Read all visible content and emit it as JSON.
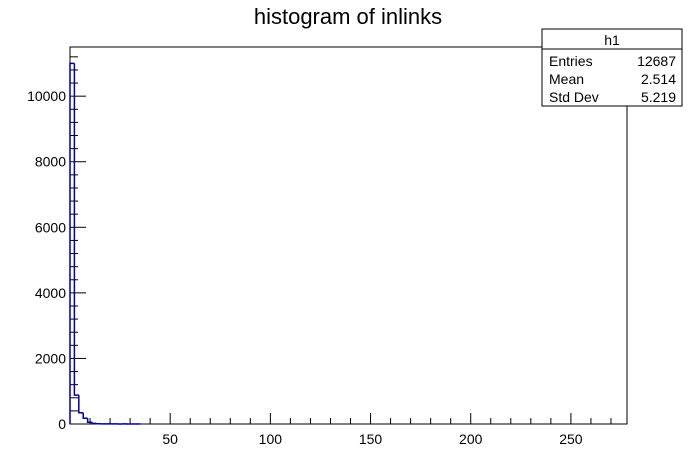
{
  "chart_data": {
    "type": "bar",
    "title": "histogram of inlinks",
    "xlabel": "",
    "ylabel": "",
    "xlim": [
      0,
      278
    ],
    "ylim": [
      0,
      11500
    ],
    "x_ticks": [
      50,
      100,
      150,
      200,
      250
    ],
    "y_ticks": [
      0,
      2000,
      4000,
      6000,
      8000,
      10000
    ],
    "grid": false,
    "bin_width": 2.2,
    "values": [
      11000,
      880,
      345,
      175,
      52,
      20,
      8,
      5,
      3,
      4,
      2,
      1,
      3,
      1,
      1,
      1
    ],
    "line_color": "#000099",
    "stats": {
      "name": "h1",
      "rows": [
        {
          "label": "Entries",
          "value": "12687"
        },
        {
          "label": "Mean",
          "value": "2.514"
        },
        {
          "label": "Std Dev",
          "value": "5.219"
        }
      ],
      "placement": "top-right"
    }
  }
}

* _TASK PROMPT_
Reproduce the material above in full, exactly, with no images.

* _WORKED SOLUTION_
Read all visible content and emit it as JSON.
{
  "chart_data": {
    "type": "bar",
    "title": "histogram of inlinks",
    "xlabel": "",
    "ylabel": "",
    "xlim": [
      0,
      278
    ],
    "ylim": [
      0,
      11500
    ],
    "x_ticks": [
      50,
      100,
      150,
      200,
      250
    ],
    "y_ticks": [
      0,
      2000,
      4000,
      6000,
      8000,
      10000
    ],
    "grid": false,
    "bin_width": 2.2,
    "values": [
      11000,
      880,
      345,
      175,
      52,
      20,
      8,
      5,
      3,
      4,
      2,
      1,
      3,
      1,
      1,
      1
    ],
    "line_color": "#000099",
    "stats": {
      "name": "h1",
      "rows": [
        {
          "label": "Entries",
          "value": "12687"
        },
        {
          "label": "Mean",
          "value": "2.514"
        },
        {
          "label": "Std Dev",
          "value": "5.219"
        }
      ],
      "placement": "top-right"
    }
  }
}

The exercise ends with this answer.